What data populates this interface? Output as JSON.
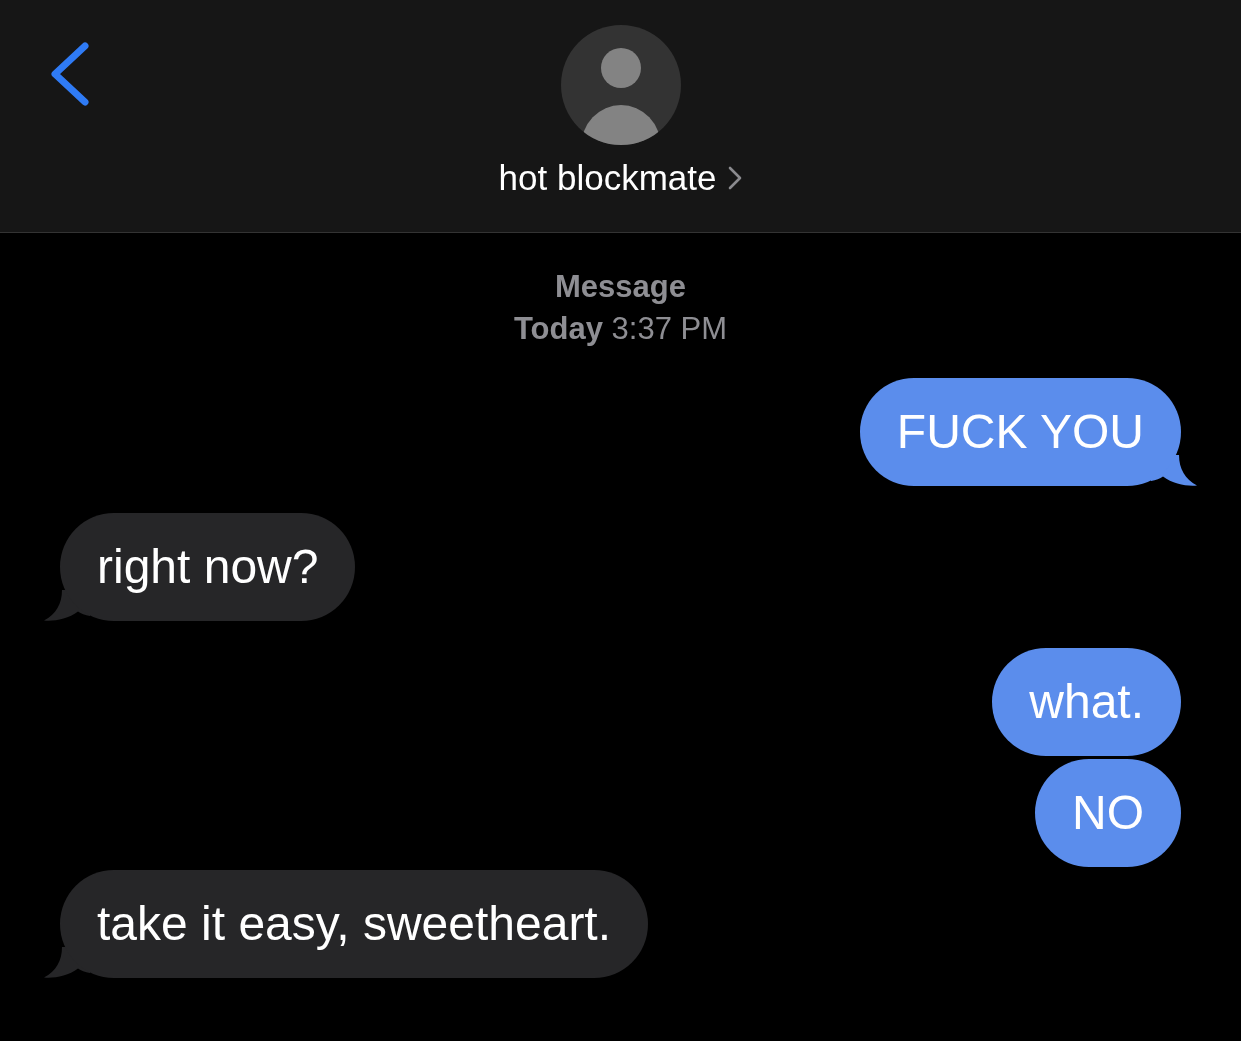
{
  "header": {
    "contact_name": "hot blockmate"
  },
  "timestamp": {
    "service": "Message",
    "time": "**Today** 3:37 PM"
  },
  "messages": [
    {
      "kind": "sent",
      "text": "FUCK YOU",
      "tail": true
    },
    {
      "kind": "received",
      "text": "right now?",
      "tail": true
    },
    {
      "kind": "sent",
      "text": "what.",
      "tail": false
    },
    {
      "kind": "sent",
      "text": "NO",
      "tail": false
    },
    {
      "kind": "received",
      "text": "take it easy, sweetheart.",
      "tail": true
    }
  ]
}
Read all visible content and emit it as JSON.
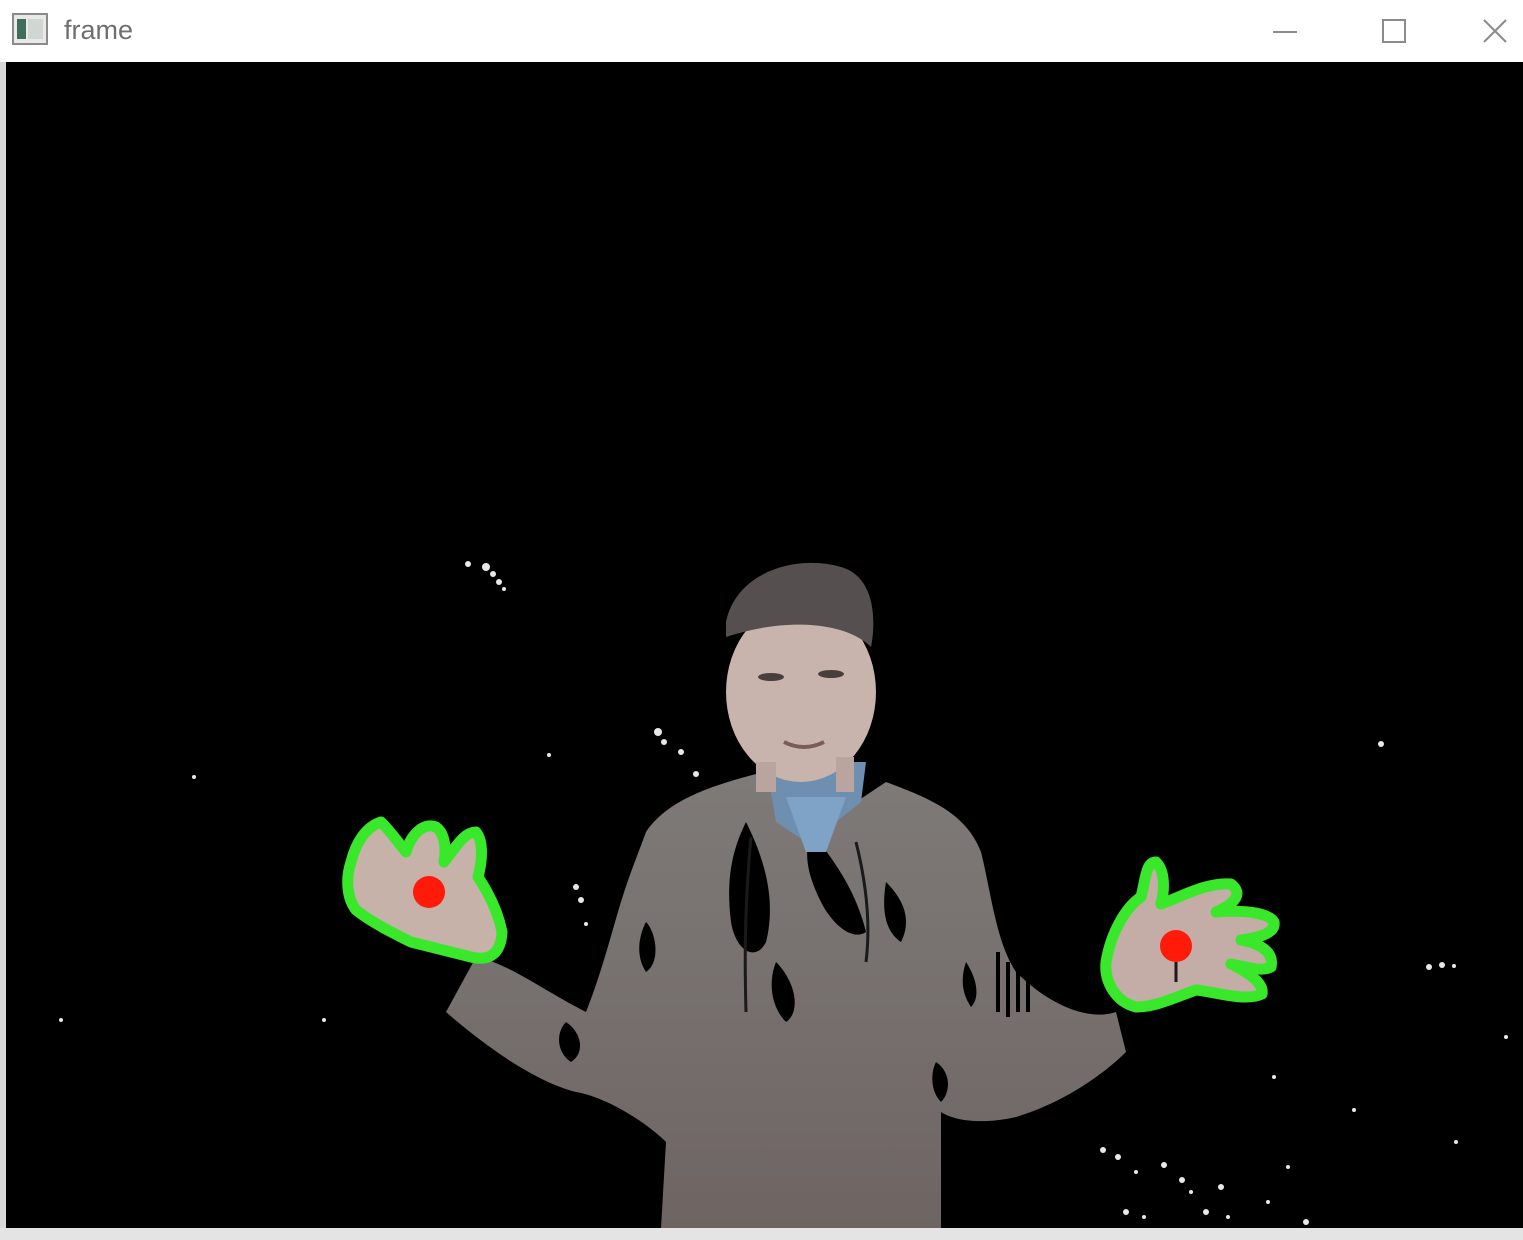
{
  "window": {
    "title": "frame",
    "icon": "opencv-window-icon",
    "controls": {
      "minimize": "minimize-icon",
      "maximize": "maximize-icon",
      "close": "close-icon"
    }
  },
  "scene": {
    "background": "#000000",
    "contour_color": "#39e82a",
    "centroid_color": "#ff1a0a",
    "detected_hands": 2
  }
}
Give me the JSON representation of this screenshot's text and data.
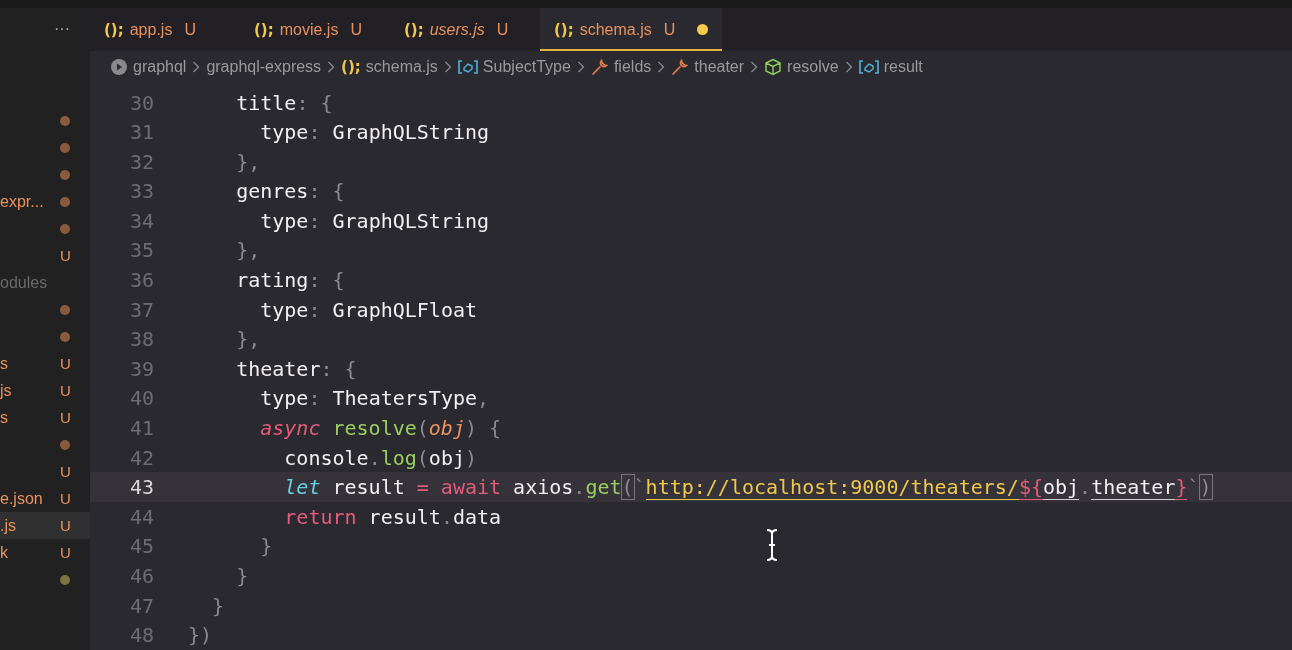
{
  "sidebar": {
    "more": "···",
    "items": [
      {
        "color": "#8a5a3e",
        "ignored": false,
        "selected": false
      },
      {
        "color": "#8a5a3e",
        "ignored": false,
        "selected": false
      },
      {
        "color": "#8a5a3e",
        "ignored": false,
        "selected": false
      },
      {
        "label": "expr...",
        "color": "#8a5a3e",
        "ignored": false,
        "selected": false
      },
      {
        "color": "#8a5a3e",
        "ignored": false,
        "selected": false
      },
      {
        "badge": "U",
        "ignored": false,
        "selected": false
      },
      {
        "label": "odules",
        "ignored": true,
        "selected": false
      },
      {
        "color": "#8a5a3e",
        "ignored": false,
        "selected": false
      },
      {
        "color": "#8a5a3e",
        "ignored": false,
        "selected": false
      },
      {
        "label": "s",
        "badge": "U",
        "ignored": false,
        "selected": false
      },
      {
        "label": "js",
        "badge": "U",
        "ignored": false,
        "selected": false
      },
      {
        "label": "s",
        "badge": "U",
        "ignored": false,
        "selected": false
      },
      {
        "color": "#8a5a3e",
        "ignored": false,
        "selected": false
      },
      {
        "badge": "U",
        "ignored": false,
        "selected": false
      },
      {
        "label": "e.json",
        "badge": "U",
        "ignored": false,
        "selected": false
      },
      {
        "label": ".js",
        "badge": "U",
        "ignored": false,
        "selected": true
      },
      {
        "label": "k",
        "badge": "U",
        "ignored": false,
        "selected": false
      },
      {
        "color": "#7d7340",
        "ignored": false,
        "selected": false
      }
    ]
  },
  "tabs": [
    {
      "icon": "();",
      "label": "app.js",
      "status": "U",
      "preview": false,
      "dirty": false,
      "selected": false
    },
    {
      "icon": "();",
      "label": "movie.js",
      "status": "U",
      "preview": false,
      "dirty": false,
      "selected": false
    },
    {
      "icon": "();",
      "label": "users.js",
      "status": "U",
      "preview": true,
      "dirty": false,
      "selected": false
    },
    {
      "icon": "();",
      "label": "schema.js",
      "status": "U",
      "preview": false,
      "dirty": true,
      "selected": true
    }
  ],
  "breadcrumbs": [
    {
      "kind": "root",
      "label": "graphql"
    },
    {
      "kind": "folder",
      "label": "graphql-express"
    },
    {
      "kind": "file",
      "label": "schema.js",
      "icon": "();"
    },
    {
      "kind": "variable",
      "label": "SubjectType"
    },
    {
      "kind": "field",
      "label": "fields"
    },
    {
      "kind": "field",
      "label": "theater"
    },
    {
      "kind": "method",
      "label": "resolve"
    },
    {
      "kind": "variable",
      "label": "result"
    }
  ],
  "code": [
    {
      "number": "30",
      "current": false,
      "tokens": [
        {
          "kind": "id",
          "text": "    title"
        },
        {
          "kind": "punct",
          "text": ": {"
        }
      ]
    },
    {
      "number": "31",
      "current": false,
      "tokens": [
        {
          "kind": "id",
          "text": "      type"
        },
        {
          "kind": "punct",
          "text": ": "
        },
        {
          "kind": "id",
          "text": "GraphQLString"
        }
      ]
    },
    {
      "number": "32",
      "current": false,
      "tokens": [
        {
          "kind": "punct",
          "text": "    },"
        }
      ]
    },
    {
      "number": "33",
      "current": false,
      "tokens": [
        {
          "kind": "id",
          "text": "    genres"
        },
        {
          "kind": "punct",
          "text": ": {"
        }
      ]
    },
    {
      "number": "34",
      "current": false,
      "tokens": [
        {
          "kind": "id",
          "text": "      type"
        },
        {
          "kind": "punct",
          "text": ": "
        },
        {
          "kind": "id",
          "text": "GraphQLString"
        }
      ]
    },
    {
      "number": "35",
      "current": false,
      "tokens": [
        {
          "kind": "punct",
          "text": "    },"
        }
      ]
    },
    {
      "number": "36",
      "current": false,
      "tokens": [
        {
          "kind": "id",
          "text": "    rating"
        },
        {
          "kind": "punct",
          "text": ": {"
        }
      ]
    },
    {
      "number": "37",
      "current": false,
      "tokens": [
        {
          "kind": "id",
          "text": "      type"
        },
        {
          "kind": "punct",
          "text": ": "
        },
        {
          "kind": "id",
          "text": "GraphQLFloat"
        }
      ]
    },
    {
      "number": "38",
      "current": false,
      "tokens": [
        {
          "kind": "punct",
          "text": "    },"
        }
      ]
    },
    {
      "number": "39",
      "current": false,
      "tokens": [
        {
          "kind": "id",
          "text": "    theater"
        },
        {
          "kind": "punct",
          "text": ": {"
        }
      ]
    },
    {
      "number": "40",
      "current": false,
      "tokens": [
        {
          "kind": "id",
          "text": "      type"
        },
        {
          "kind": "punct",
          "text": ": "
        },
        {
          "kind": "id",
          "text": "TheatersType"
        },
        {
          "kind": "punct",
          "text": ","
        }
      ]
    },
    {
      "number": "41",
      "current": false,
      "tokens": [
        {
          "kind": "keyword",
          "text": "      async"
        },
        {
          "kind": "func",
          "text": " resolve"
        },
        {
          "kind": "punct",
          "text": "("
        },
        {
          "kind": "param",
          "text": "obj"
        },
        {
          "kind": "punct",
          "text": ") {"
        }
      ]
    },
    {
      "number": "42",
      "current": false,
      "tokens": [
        {
          "kind": "id",
          "text": "        console"
        },
        {
          "kind": "punct",
          "text": "."
        },
        {
          "kind": "func",
          "text": "log"
        },
        {
          "kind": "punct",
          "text": "("
        },
        {
          "kind": "id",
          "text": "obj"
        },
        {
          "kind": "punct",
          "text": ")"
        }
      ]
    },
    {
      "number": "43",
      "current": true,
      "tokens": [
        {
          "kind": "storage",
          "text": "        let"
        },
        {
          "kind": "id",
          "text": " result "
        },
        {
          "kind": "op",
          "text": "= await"
        },
        {
          "kind": "id",
          "text": " axios"
        },
        {
          "kind": "punct",
          "text": "."
        },
        {
          "kind": "func",
          "text": "get"
        },
        {
          "kind": "match",
          "text": "("
        },
        {
          "kind": "punct",
          "text": "`"
        },
        {
          "kind": "string",
          "text": "http://localhost:9000/theaters/"
        },
        {
          "kind": "interp",
          "text": "${"
        },
        {
          "kind": "ref",
          "text": "obj"
        },
        {
          "kind": "punct",
          "text": "."
        },
        {
          "kind": "ref",
          "text": "theater"
        },
        {
          "kind": "interp",
          "text": "}"
        },
        {
          "kind": "punct",
          "text": "`"
        },
        {
          "kind": "match",
          "text": ")"
        }
      ]
    },
    {
      "number": "44",
      "current": false,
      "tokens": [
        {
          "kind": "op",
          "text": "        return"
        },
        {
          "kind": "id",
          "text": " result"
        },
        {
          "kind": "punct",
          "text": "."
        },
        {
          "kind": "id",
          "text": "data"
        }
      ]
    },
    {
      "number": "45",
      "current": false,
      "tokens": [
        {
          "kind": "punct",
          "text": "      }"
        }
      ]
    },
    {
      "number": "46",
      "current": false,
      "tokens": [
        {
          "kind": "punct",
          "text": "    }"
        }
      ]
    },
    {
      "number": "47",
      "current": false,
      "tokens": [
        {
          "kind": "punct",
          "text": "  }"
        }
      ]
    },
    {
      "number": "48",
      "current": false,
      "tokens": [
        {
          "kind": "punct",
          "text": "})"
        }
      ]
    }
  ]
}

What you will do: Filter the listing above by the word "this"; copy each line that passes.

Answer in full:
What data populates this interface? Output as JSON.
Give me the JSON representation of this screenshot's text and data.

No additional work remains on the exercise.